Stored data:
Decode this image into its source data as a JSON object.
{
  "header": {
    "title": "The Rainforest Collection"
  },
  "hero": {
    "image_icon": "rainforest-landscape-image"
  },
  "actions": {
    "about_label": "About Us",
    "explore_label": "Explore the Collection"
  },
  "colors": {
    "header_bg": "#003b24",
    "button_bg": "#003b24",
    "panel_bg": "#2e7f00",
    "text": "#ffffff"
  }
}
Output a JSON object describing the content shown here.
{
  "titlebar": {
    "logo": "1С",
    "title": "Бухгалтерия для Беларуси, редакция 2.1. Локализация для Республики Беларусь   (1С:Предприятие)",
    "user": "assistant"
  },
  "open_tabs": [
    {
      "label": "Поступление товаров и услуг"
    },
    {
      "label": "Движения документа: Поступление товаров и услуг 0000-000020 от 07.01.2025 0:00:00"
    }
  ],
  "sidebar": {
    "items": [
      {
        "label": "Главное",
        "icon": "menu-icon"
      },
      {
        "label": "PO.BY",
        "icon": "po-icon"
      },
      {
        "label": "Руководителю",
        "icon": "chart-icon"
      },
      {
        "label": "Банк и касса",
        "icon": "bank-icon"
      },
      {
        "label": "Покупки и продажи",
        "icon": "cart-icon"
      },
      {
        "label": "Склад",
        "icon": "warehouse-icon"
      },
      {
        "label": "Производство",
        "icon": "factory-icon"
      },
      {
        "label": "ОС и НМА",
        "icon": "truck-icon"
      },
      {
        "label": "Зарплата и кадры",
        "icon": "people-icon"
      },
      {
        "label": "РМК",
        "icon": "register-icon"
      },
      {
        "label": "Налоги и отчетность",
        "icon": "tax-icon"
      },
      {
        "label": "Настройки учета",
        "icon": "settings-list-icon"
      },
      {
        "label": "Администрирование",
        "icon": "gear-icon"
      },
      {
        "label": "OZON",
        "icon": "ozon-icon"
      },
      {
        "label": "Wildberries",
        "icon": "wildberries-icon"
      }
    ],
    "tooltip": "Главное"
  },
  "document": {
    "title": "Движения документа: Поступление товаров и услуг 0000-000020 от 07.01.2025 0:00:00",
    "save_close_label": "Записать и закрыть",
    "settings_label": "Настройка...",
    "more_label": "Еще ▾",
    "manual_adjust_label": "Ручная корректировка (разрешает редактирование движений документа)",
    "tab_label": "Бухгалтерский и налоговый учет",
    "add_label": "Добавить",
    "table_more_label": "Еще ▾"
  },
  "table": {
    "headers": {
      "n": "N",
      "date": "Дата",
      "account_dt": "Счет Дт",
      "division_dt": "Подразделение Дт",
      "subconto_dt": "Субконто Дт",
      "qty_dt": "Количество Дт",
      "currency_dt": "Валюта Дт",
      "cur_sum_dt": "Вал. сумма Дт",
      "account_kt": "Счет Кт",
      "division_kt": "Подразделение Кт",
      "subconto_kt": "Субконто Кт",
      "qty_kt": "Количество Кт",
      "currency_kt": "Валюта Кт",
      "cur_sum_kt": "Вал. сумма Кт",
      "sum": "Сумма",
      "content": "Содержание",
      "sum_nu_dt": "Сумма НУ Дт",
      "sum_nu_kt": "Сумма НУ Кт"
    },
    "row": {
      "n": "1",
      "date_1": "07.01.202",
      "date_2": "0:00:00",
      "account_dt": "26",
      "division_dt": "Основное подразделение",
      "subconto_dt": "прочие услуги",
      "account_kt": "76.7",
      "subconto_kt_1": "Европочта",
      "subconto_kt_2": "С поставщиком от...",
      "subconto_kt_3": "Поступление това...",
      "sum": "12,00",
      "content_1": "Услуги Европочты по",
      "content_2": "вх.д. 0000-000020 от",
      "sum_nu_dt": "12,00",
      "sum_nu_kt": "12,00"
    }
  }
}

- Work to complete:
Return the listing above in full, character for character.

- Task result:
Decode this image into its source data as a JSON object.
{
  "header": {
    "title": "The Rainforest Collection"
  },
  "hero": {
    "image_icon": "rainforest-landscape-image"
  },
  "actions": {
    "about_label": "About Us",
    "explore_label": "Explore the Collection"
  },
  "colors": {
    "header_bg": "#003b24",
    "button_bg": "#003b24",
    "panel_bg": "#2e7f00",
    "text": "#ffffff"
  }
}
Output a JSON object describing the content shown here.
{
  "titlebar": {
    "logo": "1С",
    "title": "Бухгалтерия для Беларуси, редакция 2.1. Локализация для Республики Беларусь   (1С:Предприятие)",
    "user": "assistant"
  },
  "open_tabs": [
    {
      "label": "Поступление товаров и услуг"
    },
    {
      "label": "Движения документа: Поступление товаров и услуг 0000-000020 от 07.01.2025 0:00:00"
    }
  ],
  "sidebar": {
    "items": [
      {
        "label": "Главное",
        "icon": "menu-icon"
      },
      {
        "label": "PO.BY",
        "icon": "po-icon"
      },
      {
        "label": "Руководителю",
        "icon": "chart-icon"
      },
      {
        "label": "Банк и касса",
        "icon": "bank-icon"
      },
      {
        "label": "Покупки и продажи",
        "icon": "cart-icon"
      },
      {
        "label": "Склад",
        "icon": "warehouse-icon"
      },
      {
        "label": "Производство",
        "icon": "factory-icon"
      },
      {
        "label": "ОС и НМА",
        "icon": "truck-icon"
      },
      {
        "label": "Зарплата и кадры",
        "icon": "people-icon"
      },
      {
        "label": "РМК",
        "icon": "register-icon"
      },
      {
        "label": "Налоги и отчетность",
        "icon": "tax-icon"
      },
      {
        "label": "Настройки учета",
        "icon": "settings-list-icon"
      },
      {
        "label": "Администрирование",
        "icon": "gear-icon"
      },
      {
        "label": "OZON",
        "icon": "ozon-icon"
      },
      {
        "label": "Wildberries",
        "icon": "wildberries-icon"
      }
    ],
    "tooltip": "Главное"
  },
  "document": {
    "title": "Движения документа: Поступление товаров и услуг 0000-000020 от 07.01.2025 0:00:00",
    "save_close_label": "Записать и закрыть",
    "settings_label": "Настройка...",
    "more_label": "Еще ▾",
    "manual_adjust_label": "Ручная корректировка (разрешает редактирование движений документа)",
    "tab_label": "Бухгалтерский и налоговый учет",
    "add_label": "Добавить",
    "table_more_label": "Еще ▾"
  },
  "table": {
    "headers": {
      "n": "N",
      "date": "Дата",
      "account_dt": "Счет Дт",
      "division_dt": "Подразделение Дт",
      "subconto_dt": "Субконто Дт",
      "qty_dt": "Количество Дт",
      "currency_dt": "Валюта Дт",
      "cur_sum_dt": "Вал. сумма Дт",
      "account_kt": "Счет Кт",
      "division_kt": "Подразделение Кт",
      "subconto_kt": "Субконто Кт",
      "qty_kt": "Количество Кт",
      "currency_kt": "Валюта Кт",
      "cur_sum_kt": "Вал. сумма Кт",
      "sum": "Сумма",
      "content": "Содержание",
      "sum_nu_dt": "Сумма НУ Дт",
      "sum_nu_kt": "Сумма НУ Кт"
    },
    "row": {
      "n": "1",
      "date_1": "07.01.202",
      "date_2": "0:00:00",
      "account_dt": "26",
      "division_dt": "Основное подразделение",
      "subconto_dt": "прочие услуги",
      "account_kt": "76.7",
      "subconto_kt_1": "Европочта",
      "subconto_kt_2": "С поставщиком от...",
      "subconto_kt_3": "Поступление това...",
      "sum": "12,00",
      "content_1": "Услуги Европочты по",
      "content_2": "вх.д. 0000-000020 от",
      "sum_nu_dt": "12,00",
      "sum_nu_kt": "12,00"
    }
  }
}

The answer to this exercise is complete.